**RECORD EXTRACTS:**
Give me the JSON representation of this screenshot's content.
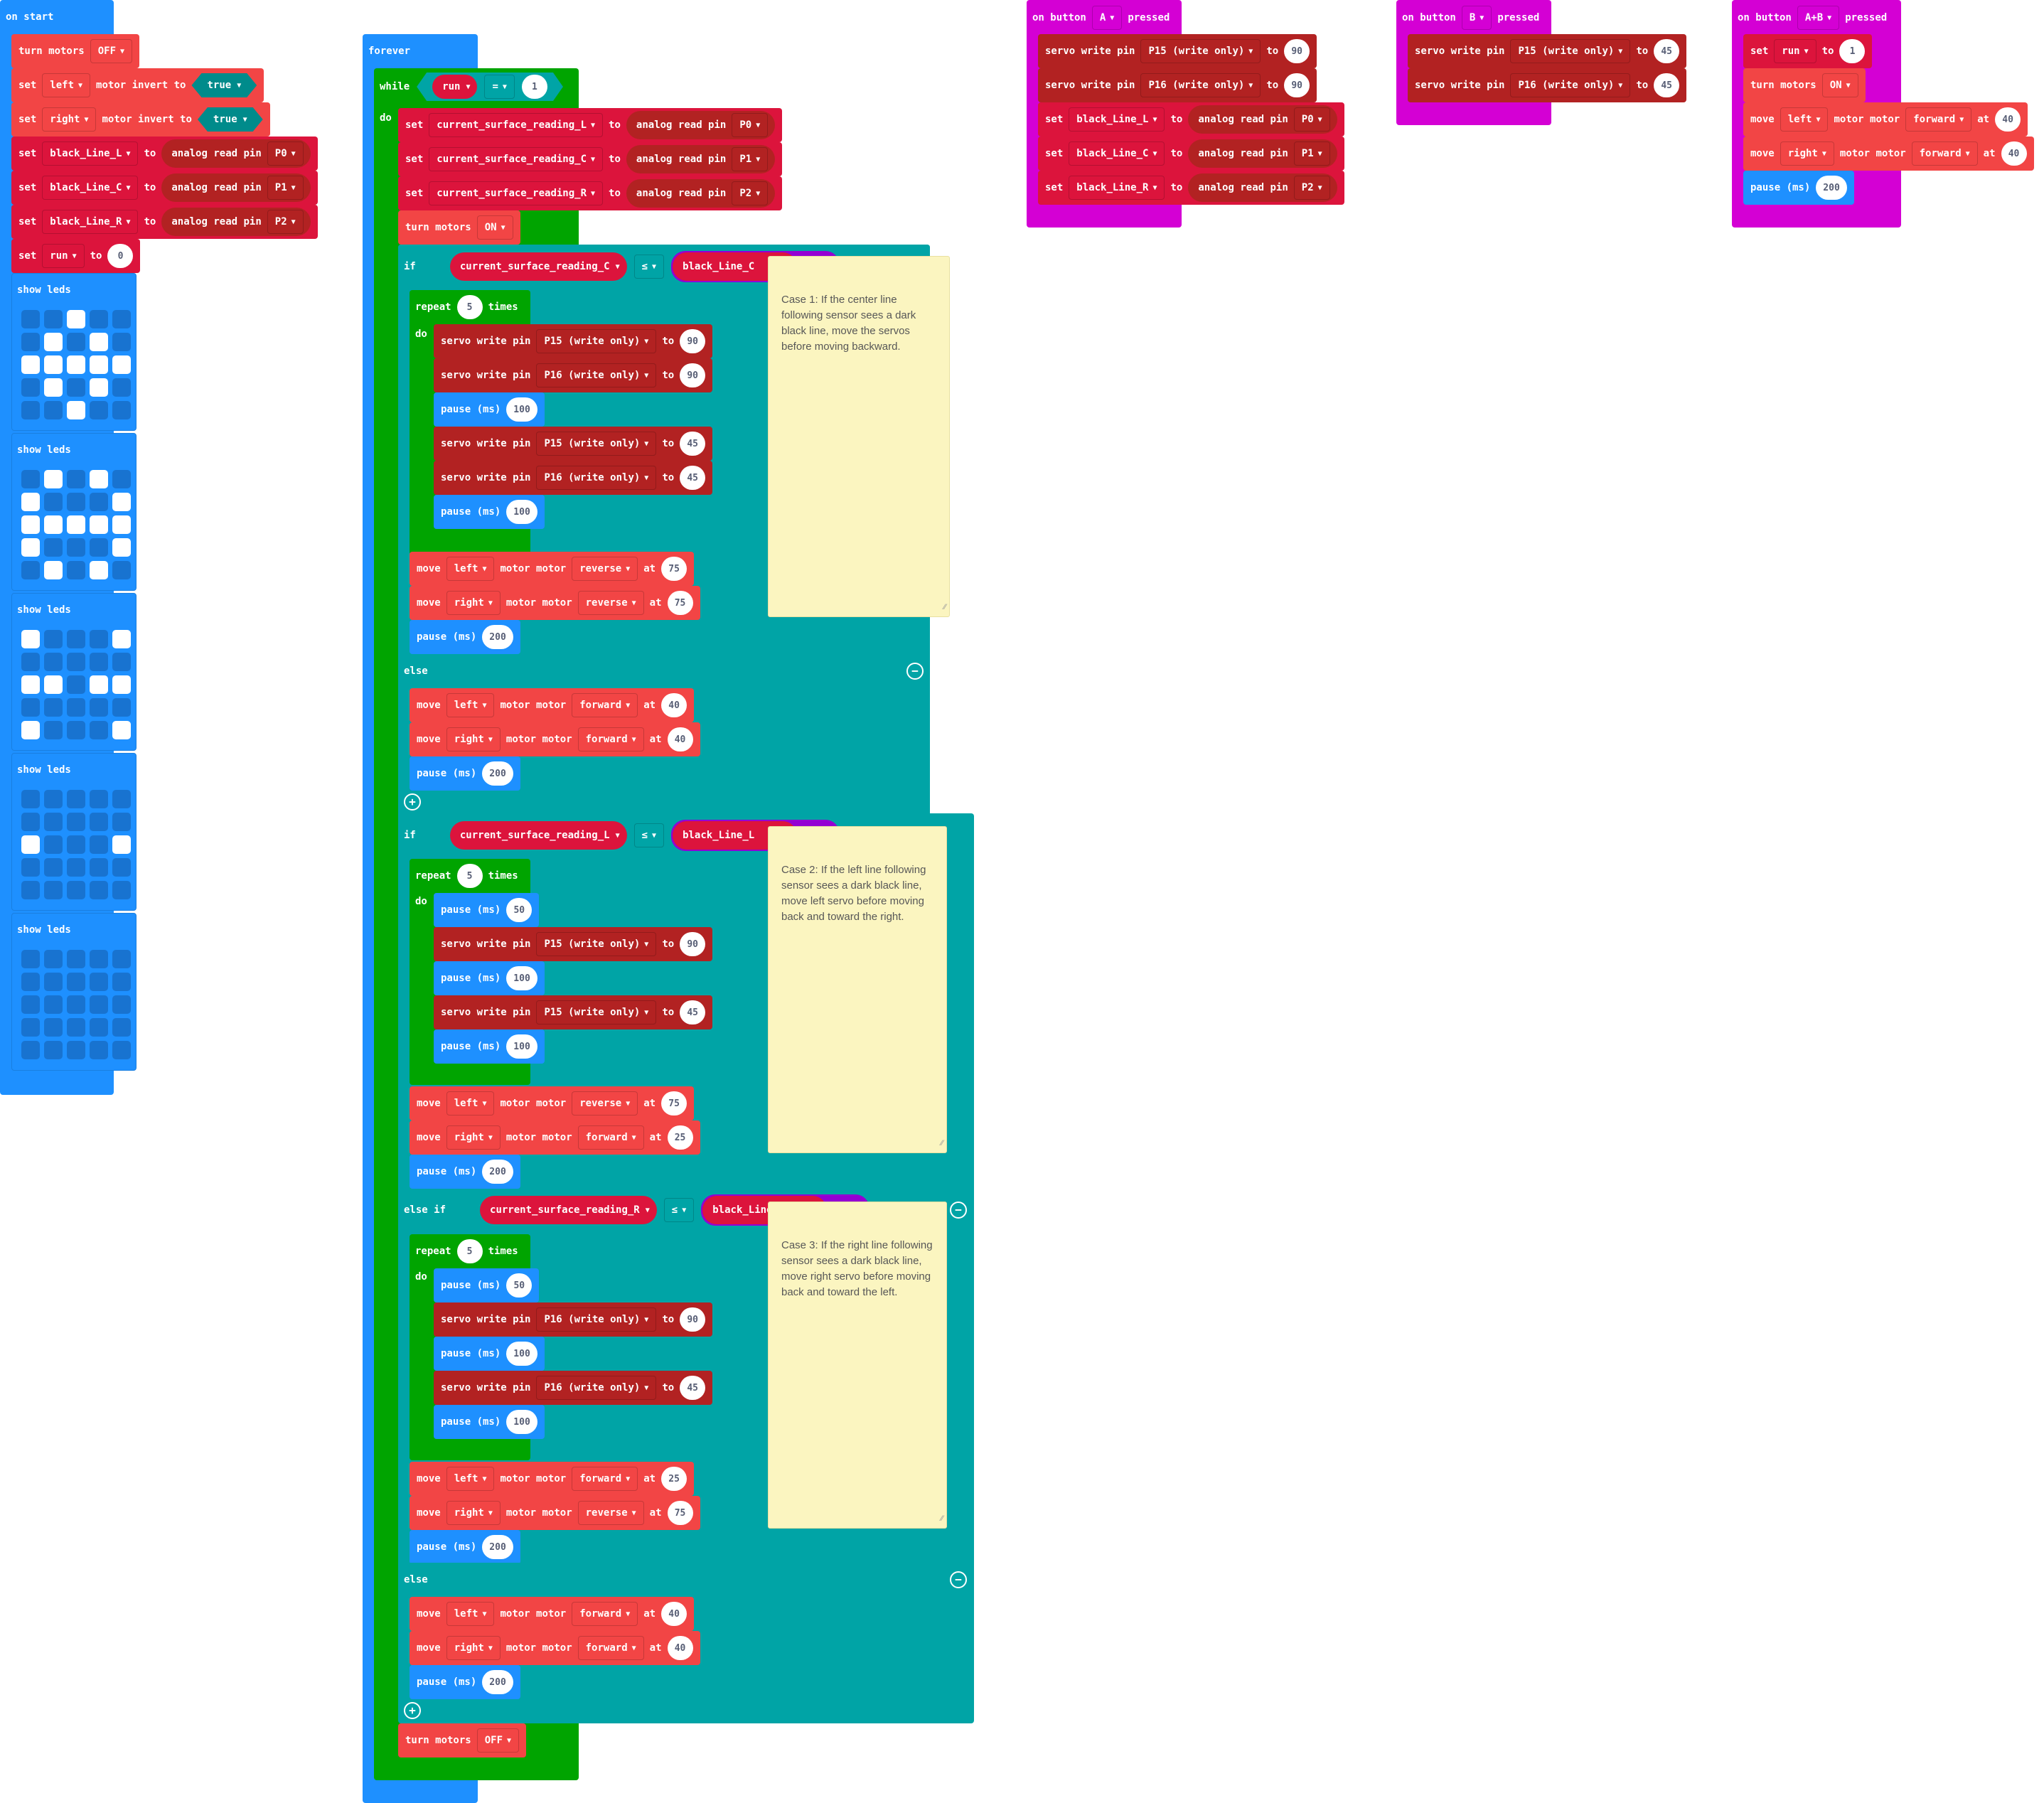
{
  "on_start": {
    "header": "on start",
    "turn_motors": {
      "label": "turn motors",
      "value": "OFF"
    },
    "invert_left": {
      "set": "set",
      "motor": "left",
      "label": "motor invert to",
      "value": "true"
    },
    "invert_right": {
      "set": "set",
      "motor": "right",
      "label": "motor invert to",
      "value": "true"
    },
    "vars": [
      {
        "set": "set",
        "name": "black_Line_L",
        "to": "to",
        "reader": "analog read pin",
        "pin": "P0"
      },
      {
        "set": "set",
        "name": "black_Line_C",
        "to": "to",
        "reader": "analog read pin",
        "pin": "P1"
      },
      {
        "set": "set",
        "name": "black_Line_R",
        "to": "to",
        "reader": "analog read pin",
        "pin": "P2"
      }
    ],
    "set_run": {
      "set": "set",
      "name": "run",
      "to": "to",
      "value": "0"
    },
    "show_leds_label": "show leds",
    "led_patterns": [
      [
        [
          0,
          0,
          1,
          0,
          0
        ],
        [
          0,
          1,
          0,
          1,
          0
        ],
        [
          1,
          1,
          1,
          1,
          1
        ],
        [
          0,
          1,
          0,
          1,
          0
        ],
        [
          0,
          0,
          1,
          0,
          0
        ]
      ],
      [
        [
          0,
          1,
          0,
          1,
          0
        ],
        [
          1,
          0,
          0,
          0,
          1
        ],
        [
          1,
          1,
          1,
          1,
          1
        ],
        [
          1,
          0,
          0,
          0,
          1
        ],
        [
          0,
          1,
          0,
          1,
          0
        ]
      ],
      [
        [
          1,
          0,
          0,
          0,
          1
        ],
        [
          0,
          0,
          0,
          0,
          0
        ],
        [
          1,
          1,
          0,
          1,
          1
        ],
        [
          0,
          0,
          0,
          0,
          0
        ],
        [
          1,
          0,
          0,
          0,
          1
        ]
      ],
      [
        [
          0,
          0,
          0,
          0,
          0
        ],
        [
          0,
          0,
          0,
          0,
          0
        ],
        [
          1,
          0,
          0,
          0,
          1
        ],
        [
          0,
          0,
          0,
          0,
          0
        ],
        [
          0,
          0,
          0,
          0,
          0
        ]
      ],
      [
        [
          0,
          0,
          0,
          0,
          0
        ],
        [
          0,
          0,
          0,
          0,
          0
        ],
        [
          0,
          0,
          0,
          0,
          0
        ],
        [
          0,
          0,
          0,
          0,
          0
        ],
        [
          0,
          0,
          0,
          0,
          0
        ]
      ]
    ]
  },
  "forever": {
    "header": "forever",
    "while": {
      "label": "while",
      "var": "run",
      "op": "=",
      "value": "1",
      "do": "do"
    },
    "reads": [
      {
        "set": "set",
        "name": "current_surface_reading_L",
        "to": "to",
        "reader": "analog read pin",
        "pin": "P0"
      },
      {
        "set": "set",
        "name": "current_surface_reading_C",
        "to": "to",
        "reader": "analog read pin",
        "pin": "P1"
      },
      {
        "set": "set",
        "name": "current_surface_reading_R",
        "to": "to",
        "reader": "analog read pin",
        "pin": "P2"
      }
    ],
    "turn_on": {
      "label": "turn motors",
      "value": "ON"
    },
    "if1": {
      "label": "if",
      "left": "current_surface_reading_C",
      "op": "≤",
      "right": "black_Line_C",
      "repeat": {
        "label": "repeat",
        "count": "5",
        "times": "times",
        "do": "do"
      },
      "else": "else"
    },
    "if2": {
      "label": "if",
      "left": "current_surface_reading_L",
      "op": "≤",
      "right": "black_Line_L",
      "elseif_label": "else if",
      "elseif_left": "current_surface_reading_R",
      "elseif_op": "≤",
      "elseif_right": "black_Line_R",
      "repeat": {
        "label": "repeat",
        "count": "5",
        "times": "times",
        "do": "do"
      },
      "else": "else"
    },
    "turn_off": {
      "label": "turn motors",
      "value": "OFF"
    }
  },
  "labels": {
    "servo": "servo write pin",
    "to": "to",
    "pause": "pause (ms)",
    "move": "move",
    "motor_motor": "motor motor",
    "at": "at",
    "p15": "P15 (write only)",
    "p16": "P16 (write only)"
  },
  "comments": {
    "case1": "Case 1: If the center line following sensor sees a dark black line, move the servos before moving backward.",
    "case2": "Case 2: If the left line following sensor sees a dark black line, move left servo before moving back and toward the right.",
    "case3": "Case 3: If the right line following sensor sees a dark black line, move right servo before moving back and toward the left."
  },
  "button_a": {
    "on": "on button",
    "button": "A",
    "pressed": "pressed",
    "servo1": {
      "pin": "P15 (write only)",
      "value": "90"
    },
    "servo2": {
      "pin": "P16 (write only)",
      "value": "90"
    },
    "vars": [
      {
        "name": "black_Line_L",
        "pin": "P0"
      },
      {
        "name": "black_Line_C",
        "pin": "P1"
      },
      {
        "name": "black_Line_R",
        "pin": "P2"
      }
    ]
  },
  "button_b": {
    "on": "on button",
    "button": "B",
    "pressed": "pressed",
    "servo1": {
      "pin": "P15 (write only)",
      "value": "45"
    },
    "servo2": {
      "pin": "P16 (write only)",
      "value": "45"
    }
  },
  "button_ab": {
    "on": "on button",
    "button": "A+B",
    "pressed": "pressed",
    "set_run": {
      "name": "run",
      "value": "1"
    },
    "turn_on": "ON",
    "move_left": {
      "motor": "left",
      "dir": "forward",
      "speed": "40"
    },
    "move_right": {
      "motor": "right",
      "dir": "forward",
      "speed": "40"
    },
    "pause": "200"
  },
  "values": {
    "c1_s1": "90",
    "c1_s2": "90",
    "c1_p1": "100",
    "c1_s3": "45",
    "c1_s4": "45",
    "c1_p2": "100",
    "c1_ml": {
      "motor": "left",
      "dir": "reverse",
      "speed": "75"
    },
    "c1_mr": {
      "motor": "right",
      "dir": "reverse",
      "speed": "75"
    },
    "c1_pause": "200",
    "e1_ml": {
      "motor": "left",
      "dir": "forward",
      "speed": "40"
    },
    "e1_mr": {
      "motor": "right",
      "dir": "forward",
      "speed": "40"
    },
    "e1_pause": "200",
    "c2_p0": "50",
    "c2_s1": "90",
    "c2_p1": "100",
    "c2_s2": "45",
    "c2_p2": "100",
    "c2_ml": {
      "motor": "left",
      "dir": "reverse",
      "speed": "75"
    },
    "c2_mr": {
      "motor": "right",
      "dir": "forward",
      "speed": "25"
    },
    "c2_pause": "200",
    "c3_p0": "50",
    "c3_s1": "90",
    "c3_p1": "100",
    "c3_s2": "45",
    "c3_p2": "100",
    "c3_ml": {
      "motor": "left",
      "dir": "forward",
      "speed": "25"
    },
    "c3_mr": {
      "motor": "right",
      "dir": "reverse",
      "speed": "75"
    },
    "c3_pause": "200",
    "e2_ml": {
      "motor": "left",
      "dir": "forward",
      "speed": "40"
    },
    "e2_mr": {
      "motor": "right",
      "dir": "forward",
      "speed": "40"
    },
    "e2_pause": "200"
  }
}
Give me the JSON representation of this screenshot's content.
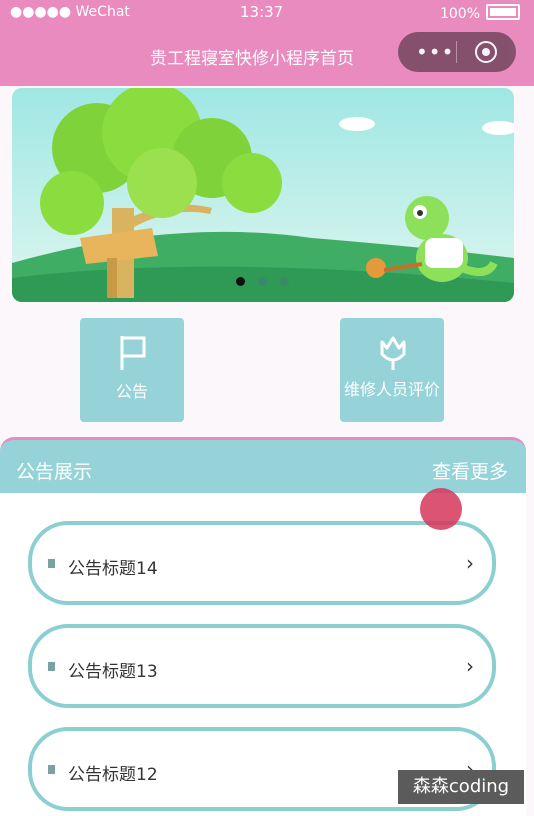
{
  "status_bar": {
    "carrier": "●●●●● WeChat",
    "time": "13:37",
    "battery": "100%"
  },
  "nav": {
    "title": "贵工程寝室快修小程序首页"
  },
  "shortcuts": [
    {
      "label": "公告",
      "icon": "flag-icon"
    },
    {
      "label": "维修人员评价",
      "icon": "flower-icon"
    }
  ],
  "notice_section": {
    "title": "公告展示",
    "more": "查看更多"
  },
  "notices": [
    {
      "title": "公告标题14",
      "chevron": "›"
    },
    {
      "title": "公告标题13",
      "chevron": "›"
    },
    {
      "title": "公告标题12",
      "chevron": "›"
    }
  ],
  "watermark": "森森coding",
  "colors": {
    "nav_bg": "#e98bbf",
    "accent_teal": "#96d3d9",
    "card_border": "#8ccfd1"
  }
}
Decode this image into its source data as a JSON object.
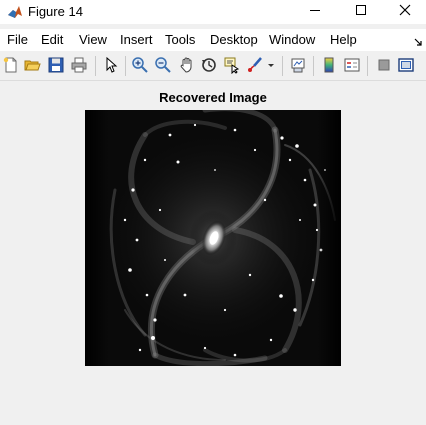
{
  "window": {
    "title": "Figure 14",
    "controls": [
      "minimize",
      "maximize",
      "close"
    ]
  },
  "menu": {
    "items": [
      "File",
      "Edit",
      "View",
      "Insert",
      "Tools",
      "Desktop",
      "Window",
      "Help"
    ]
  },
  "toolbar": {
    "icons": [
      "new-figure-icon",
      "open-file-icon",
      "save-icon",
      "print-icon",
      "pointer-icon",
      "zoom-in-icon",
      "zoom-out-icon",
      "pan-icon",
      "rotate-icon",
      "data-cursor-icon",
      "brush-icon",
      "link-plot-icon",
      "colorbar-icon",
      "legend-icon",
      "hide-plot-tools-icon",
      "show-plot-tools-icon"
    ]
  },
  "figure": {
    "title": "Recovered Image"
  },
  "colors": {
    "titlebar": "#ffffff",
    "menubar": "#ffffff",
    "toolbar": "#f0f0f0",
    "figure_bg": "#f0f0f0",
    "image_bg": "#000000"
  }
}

**JOB:**
Gather all lines with the string "toward" from the data.

**EXERCISE OUTPUT:**
    "case2": "Case 2: If the left line following sensor sees a dark black line, move left servo before moving back and toward the right.",
    "case3": "Case 3: If the right line following sensor sees a dark black line, move right servo before moving back and toward the left."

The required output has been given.